*Data entries*

_ _ _ _ _

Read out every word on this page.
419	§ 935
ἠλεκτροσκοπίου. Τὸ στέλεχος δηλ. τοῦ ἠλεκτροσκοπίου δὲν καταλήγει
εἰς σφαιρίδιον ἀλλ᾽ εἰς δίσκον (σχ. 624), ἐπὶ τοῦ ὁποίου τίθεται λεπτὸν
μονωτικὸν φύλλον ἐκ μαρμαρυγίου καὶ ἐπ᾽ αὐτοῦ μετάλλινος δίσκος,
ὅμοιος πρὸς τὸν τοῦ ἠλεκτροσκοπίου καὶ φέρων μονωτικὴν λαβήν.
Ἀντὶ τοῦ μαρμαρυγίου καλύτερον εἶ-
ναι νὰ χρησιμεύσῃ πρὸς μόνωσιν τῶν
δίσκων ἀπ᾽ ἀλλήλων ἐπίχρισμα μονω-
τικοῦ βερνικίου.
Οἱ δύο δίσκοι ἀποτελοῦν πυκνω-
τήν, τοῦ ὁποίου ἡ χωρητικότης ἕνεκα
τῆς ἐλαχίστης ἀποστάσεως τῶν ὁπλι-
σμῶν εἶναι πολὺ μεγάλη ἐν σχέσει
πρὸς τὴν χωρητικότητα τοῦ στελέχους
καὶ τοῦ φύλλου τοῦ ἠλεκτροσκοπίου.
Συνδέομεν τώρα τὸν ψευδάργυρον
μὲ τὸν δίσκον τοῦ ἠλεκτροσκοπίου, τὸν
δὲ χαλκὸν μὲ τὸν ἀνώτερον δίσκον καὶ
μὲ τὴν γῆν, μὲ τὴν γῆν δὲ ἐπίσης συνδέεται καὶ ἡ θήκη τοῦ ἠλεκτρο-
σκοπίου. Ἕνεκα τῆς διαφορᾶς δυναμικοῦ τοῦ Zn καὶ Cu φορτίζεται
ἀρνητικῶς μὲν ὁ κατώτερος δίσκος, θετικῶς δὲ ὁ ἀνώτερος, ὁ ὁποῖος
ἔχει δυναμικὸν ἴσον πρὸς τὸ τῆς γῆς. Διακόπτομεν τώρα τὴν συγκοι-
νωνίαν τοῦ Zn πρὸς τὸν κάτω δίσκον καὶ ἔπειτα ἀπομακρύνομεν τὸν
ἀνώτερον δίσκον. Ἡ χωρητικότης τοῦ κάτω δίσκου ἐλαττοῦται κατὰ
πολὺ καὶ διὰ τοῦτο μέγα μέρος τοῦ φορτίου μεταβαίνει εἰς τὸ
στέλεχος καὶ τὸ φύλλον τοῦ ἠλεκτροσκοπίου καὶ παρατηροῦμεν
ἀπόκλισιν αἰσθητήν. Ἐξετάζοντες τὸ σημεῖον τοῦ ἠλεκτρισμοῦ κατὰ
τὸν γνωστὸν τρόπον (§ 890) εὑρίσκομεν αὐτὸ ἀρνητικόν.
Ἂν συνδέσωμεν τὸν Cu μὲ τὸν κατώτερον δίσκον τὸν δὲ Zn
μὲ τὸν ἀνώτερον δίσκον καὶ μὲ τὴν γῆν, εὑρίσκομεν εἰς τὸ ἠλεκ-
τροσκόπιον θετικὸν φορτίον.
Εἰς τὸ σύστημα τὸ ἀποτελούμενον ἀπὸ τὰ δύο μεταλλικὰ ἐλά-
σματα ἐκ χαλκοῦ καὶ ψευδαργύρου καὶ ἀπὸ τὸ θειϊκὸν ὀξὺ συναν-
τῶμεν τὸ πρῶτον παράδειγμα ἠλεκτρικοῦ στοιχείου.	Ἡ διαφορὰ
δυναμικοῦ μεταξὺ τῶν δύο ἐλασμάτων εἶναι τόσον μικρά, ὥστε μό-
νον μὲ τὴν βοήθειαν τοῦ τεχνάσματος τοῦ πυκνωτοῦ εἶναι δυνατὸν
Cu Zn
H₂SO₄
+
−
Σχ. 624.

_ _ _ _ _

*EXERCISE PROMPT*
From the entries above, list each line with "εἶναι" in it.

*EXERCISE ANSWER*
σμῶν εἶναι πολὺ μεγάλη ἐν σχέσει
δυναμικοῦ μεταξὺ τῶν δύο ἐλασμάτων εἶναι τόσον μικρά, ὥστε μό-
νον μὲ τὴν βοήθειαν τοῦ τεχνάσματος τοῦ πυκνωτοῦ εἶναι δυνατὸν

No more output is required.